**TASK BRIEF**
Your task is to copy each line that has the word "original".

**RECORD LIST**
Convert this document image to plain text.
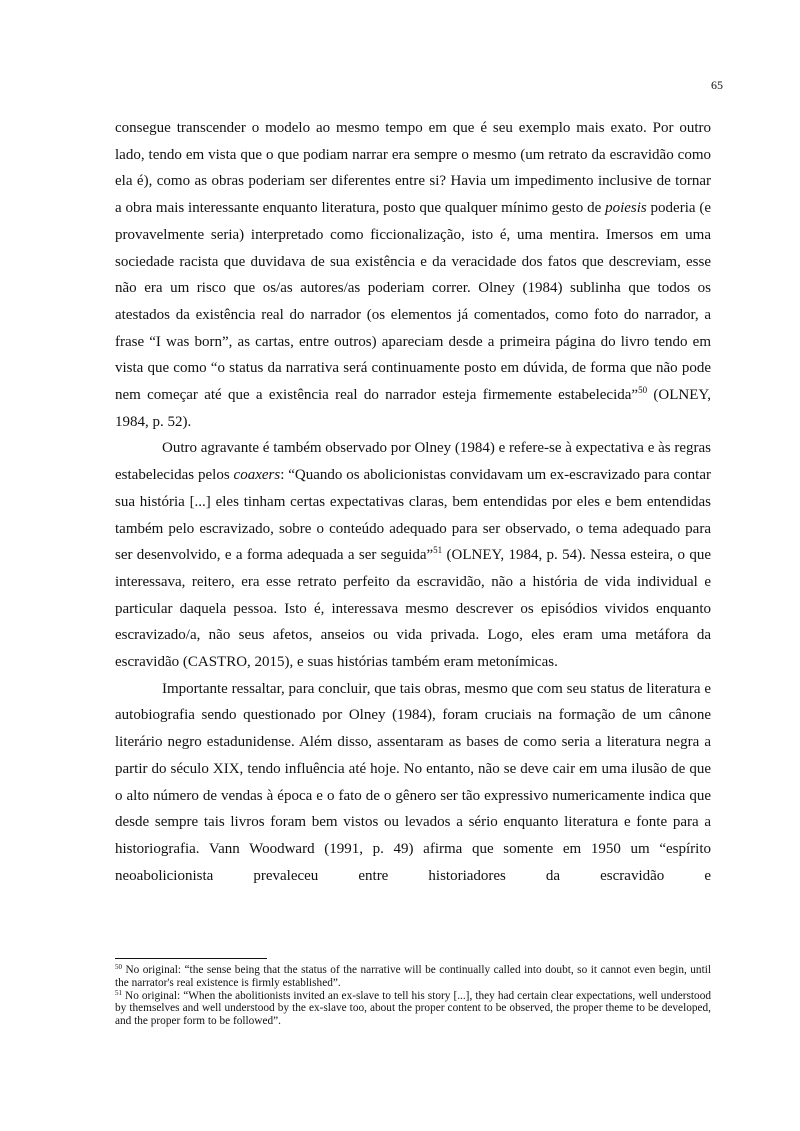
65

consegue transcender o modelo ao mesmo tempo em que é seu exemplo mais exato. Por outro lado, tendo em vista que o que podiam narrar era sempre o mesmo (um retrato da escravidão como ela é), como as obras poderiam ser diferentes entre si? Havia um impedimento inclusive de tornar a obra mais interessante enquanto literatura, posto que qualquer mínimo gesto de poiesis poderia (e provavelmente seria) interpretado como ficcionalização, isto é, uma mentira. Imersos em uma sociedade racista que duvidava de sua existência e da veracidade dos fatos que descreviam, esse não era um risco que os/as autores/as poderiam correr. Olney (1984) sublinha que todos os atestados da existência real do narrador (os elementos já comentados, como foto do narrador, a frase “I was born”, as cartas, entre outros) apareciam desde a primeira página do livro tendo em vista que como “o status da narrativa será continuamente posto em dúvida, de forma que não pode nem começar até que a existência real do narrador esteja firmemente estabelecida”$^{50}$ (OLNEY, 1984, p. 52).

Outro agravante é também observado por Olney (1984) e refere-se à expectativa e às regras estabelecidas pelos coaxers: “Quando os abolicionistas convidavam um ex-escravizado para contar sua história [...] eles tinham certas expectativas claras, bem entendidas por eles e bem entendidas também pelo escravizado, sobre o conteúdo adequado para ser observado, o tema adequado para ser desenvolvido, e a forma adequada a ser seguida”$^{51}$ (OLNEY, 1984, p. 54). Nessa esteira, o que interessava, reitero, era esse retrato perfeito da escravidão, não a história de vida individual e particular daquela pessoa. Isto é, interessava mesmo descrever os episódios vividos enquanto escravizado/a, não seus afetos, anseios ou vida privada. Logo, eles eram uma metáfora da escravidão (CASTRO, 2015), e suas histórias também eram metonímicas.

Importante ressaltar, para concluir, que tais obras, mesmo que com seu status de literatura e autobiografia sendo questionado por Olney (1984), foram cruciais na formação de um cânone literário negro estadunidense. Além disso, assentaram as bases de como seria a literatura negra a partir do século XIX, tendo influência até hoje. No entanto, não se deve cair em uma ilusão de que o alto número de vendas à época e o fato de o gênero ser tão expressivo numericamente indica que desde sempre tais livros foram bem vistos ou levados a sério enquanto literatura e fonte para a historiografia. Vann Woodward (1991, p. 49) afirma que somente em 1950 um “espírito neoabolicionista prevaleceu entre historiadores da escravidão e

$^{50}$ No original: “the sense being that the status of the narrative will be continually called into doubt, so it cannot even begin, until the narrator's real existence is firmly established”.

$^{51}$ No original: “When the abolitionists invited an ex-slave to tell his story [...], they had certain clear expectations, well understood by themselves and well understood by the ex-slave too, about the proper content to be observed, the proper theme to be developed, and the proper form to be followed”.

**EXPECTED ANSWER**
$^{50}$ No original: “the sense being that the status of the narrative will be continually called into doubt, so it cannot even begin, until the narrator's real existence is firmly established”.
$^{51}$ No original: “When the abolitionists invited an ex-slave to tell his story [...], they had certain clear expectations, well understood by themselves and well understood by the ex-slave too, about the proper content to be observed, the proper theme to be developed, and the proper form to be followed”.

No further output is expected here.